**Records to process**
• • • • • • •

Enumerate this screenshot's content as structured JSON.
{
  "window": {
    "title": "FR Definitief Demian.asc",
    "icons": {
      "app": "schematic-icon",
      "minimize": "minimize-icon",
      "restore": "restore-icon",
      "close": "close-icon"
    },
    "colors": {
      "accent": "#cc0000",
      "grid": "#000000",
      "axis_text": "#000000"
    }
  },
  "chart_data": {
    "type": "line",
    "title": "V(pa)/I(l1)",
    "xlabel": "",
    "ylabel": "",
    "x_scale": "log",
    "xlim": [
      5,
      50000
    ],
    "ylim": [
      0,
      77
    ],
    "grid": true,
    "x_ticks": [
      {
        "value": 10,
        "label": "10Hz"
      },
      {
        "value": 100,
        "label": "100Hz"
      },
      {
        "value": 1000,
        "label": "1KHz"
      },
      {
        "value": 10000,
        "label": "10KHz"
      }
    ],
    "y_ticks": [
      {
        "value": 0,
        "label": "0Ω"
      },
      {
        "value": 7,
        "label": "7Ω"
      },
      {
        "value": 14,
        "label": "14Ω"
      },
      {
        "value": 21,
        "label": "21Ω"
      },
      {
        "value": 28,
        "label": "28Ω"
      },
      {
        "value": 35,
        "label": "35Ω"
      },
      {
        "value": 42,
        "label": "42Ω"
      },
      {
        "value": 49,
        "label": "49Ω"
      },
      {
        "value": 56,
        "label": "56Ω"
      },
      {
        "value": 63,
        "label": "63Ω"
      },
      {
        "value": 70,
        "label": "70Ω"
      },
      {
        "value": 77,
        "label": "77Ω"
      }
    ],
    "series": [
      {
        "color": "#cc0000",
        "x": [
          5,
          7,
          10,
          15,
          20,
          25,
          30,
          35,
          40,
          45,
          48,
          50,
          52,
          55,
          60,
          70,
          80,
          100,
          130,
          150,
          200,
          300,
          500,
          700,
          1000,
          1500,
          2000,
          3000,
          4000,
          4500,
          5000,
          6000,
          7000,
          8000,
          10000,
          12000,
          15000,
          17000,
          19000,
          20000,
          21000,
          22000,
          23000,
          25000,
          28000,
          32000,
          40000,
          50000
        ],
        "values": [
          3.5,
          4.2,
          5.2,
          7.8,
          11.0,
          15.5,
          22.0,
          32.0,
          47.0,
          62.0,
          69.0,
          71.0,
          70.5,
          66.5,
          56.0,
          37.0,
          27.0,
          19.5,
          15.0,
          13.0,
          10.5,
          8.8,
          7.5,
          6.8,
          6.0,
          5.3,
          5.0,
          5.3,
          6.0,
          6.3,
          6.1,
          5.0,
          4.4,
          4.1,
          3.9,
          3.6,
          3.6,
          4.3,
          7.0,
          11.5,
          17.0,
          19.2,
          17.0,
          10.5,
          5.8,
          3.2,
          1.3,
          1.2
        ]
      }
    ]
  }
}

• • • • • • •

**Problem details**
Identify each line holding the string "title", and copy it out.

**Result for this exercise**
    "title": "FR Definitief Demian.asc",
    "title": "V(pa)/I(l1)",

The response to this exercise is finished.